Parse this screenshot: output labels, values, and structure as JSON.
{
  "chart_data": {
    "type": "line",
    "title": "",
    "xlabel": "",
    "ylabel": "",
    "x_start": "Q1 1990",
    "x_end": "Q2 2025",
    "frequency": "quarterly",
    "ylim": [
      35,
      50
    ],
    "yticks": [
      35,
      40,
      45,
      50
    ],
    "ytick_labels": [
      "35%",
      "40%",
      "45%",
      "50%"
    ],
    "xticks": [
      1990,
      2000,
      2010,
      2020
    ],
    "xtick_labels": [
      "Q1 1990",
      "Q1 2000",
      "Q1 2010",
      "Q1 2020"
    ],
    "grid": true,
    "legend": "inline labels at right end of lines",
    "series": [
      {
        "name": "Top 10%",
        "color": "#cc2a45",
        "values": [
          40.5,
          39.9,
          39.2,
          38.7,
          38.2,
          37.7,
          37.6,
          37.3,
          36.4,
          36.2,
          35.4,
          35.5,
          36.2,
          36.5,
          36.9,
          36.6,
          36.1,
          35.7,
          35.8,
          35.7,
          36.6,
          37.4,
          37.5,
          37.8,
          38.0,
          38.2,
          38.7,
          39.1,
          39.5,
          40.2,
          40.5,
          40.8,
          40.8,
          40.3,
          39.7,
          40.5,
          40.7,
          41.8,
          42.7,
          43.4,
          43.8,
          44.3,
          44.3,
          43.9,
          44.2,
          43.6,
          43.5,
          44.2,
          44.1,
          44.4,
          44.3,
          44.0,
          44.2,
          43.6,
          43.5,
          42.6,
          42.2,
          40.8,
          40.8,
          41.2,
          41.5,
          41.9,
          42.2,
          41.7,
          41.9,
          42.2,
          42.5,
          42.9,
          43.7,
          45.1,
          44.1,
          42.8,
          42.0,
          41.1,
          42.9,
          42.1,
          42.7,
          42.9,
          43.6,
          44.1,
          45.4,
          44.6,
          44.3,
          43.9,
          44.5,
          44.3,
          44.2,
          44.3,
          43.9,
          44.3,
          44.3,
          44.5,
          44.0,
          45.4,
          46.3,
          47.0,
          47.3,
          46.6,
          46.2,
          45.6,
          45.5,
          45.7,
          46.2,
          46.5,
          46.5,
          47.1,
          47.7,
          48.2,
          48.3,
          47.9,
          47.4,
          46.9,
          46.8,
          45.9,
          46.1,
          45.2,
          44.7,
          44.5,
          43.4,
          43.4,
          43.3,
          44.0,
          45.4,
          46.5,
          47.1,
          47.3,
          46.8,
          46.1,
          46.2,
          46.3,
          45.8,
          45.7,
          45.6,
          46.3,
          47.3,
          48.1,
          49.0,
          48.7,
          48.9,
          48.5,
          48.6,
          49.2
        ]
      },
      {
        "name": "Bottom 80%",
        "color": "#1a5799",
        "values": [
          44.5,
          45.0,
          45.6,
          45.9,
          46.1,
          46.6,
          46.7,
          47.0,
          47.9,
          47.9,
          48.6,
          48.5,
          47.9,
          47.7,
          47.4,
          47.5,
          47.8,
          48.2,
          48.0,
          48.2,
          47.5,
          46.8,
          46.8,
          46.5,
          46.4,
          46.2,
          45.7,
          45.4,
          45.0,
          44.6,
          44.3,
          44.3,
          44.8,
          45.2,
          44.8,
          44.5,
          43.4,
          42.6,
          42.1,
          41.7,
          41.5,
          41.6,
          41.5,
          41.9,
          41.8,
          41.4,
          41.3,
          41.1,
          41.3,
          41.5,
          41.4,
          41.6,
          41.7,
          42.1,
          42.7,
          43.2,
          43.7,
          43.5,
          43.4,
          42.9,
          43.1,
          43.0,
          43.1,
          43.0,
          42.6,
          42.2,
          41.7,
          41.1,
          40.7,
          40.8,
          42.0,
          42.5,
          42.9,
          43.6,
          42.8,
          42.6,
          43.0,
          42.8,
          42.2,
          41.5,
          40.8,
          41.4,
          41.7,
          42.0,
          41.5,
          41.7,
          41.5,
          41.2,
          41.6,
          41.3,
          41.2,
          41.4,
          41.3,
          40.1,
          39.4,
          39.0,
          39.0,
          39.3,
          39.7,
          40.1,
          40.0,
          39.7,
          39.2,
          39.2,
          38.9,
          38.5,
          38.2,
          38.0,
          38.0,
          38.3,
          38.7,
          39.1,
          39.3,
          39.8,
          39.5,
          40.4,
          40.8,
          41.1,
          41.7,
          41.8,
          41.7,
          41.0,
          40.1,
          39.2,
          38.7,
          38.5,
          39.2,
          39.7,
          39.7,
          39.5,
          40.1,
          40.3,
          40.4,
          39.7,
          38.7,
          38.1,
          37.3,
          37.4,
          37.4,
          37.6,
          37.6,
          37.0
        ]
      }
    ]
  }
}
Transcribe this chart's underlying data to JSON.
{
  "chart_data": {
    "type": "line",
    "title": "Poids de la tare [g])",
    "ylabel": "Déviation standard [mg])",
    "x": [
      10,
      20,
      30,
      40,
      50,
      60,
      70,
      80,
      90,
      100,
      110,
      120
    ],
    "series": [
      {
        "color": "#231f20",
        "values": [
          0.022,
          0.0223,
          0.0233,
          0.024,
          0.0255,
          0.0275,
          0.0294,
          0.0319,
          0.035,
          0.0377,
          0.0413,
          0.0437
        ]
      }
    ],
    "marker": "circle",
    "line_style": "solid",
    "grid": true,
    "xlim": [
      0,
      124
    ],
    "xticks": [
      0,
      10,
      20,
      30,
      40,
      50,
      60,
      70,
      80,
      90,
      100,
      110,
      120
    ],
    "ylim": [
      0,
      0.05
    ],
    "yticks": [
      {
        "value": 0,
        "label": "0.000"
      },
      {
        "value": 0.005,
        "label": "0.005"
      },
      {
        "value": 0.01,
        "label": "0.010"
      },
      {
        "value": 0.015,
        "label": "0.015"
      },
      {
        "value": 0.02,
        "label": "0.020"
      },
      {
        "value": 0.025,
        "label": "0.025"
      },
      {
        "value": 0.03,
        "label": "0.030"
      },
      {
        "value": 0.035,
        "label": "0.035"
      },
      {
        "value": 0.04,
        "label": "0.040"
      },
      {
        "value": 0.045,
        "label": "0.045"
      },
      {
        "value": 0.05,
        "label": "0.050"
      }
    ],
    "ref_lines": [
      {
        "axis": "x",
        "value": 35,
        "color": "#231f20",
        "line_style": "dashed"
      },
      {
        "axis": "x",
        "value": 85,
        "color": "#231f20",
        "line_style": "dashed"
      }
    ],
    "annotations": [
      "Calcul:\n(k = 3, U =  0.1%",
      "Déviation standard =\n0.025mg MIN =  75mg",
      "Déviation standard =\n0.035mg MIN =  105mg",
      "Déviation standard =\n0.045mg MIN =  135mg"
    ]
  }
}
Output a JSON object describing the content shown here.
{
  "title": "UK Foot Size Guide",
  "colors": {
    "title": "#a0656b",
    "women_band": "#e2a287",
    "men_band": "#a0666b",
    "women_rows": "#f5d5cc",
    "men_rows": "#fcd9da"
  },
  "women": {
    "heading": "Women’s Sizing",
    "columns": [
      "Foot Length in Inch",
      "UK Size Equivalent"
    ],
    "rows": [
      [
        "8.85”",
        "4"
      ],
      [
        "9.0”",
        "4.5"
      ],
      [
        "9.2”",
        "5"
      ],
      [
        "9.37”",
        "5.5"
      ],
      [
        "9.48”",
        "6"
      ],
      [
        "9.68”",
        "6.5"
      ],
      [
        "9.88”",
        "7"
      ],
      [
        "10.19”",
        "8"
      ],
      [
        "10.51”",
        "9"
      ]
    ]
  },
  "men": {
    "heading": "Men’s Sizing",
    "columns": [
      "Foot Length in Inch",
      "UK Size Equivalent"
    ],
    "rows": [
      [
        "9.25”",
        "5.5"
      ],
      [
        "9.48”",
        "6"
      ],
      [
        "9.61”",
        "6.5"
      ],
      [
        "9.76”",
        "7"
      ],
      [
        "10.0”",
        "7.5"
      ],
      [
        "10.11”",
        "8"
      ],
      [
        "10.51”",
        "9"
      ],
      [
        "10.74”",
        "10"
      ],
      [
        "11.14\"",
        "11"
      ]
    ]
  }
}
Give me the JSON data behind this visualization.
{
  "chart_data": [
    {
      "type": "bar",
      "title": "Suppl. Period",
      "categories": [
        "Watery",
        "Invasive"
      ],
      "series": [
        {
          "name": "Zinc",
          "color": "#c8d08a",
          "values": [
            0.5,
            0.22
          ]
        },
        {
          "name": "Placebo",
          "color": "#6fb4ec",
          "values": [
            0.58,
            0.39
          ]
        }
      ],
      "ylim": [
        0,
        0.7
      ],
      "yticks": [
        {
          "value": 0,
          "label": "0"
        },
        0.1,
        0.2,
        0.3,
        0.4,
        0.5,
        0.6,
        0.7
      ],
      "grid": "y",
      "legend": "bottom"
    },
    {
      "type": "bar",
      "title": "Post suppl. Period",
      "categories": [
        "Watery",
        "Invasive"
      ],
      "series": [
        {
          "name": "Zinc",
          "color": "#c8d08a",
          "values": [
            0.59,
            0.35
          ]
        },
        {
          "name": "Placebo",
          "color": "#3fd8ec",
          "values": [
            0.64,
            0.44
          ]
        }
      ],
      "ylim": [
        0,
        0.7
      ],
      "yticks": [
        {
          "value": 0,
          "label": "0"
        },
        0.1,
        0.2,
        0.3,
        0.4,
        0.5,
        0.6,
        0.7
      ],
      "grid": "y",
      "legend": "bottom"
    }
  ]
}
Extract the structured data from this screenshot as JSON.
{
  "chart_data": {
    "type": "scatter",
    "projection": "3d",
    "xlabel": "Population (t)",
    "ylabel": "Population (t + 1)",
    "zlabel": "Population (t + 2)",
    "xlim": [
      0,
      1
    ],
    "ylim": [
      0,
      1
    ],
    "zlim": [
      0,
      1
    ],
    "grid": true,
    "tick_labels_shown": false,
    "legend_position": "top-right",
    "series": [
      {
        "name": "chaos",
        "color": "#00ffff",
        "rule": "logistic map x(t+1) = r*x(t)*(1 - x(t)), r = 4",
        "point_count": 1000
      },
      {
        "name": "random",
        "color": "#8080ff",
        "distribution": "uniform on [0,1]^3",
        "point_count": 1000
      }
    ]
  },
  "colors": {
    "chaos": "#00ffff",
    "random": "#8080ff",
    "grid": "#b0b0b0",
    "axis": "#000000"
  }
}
· · · · ·
- _REQUIREMENT_: In the entries above, identify every line with the word "Period". Copy those lines.

- _RESULT OF THE EXERCISE_:
      "title": "Suppl. Period",
      "title": "Post suppl. Period",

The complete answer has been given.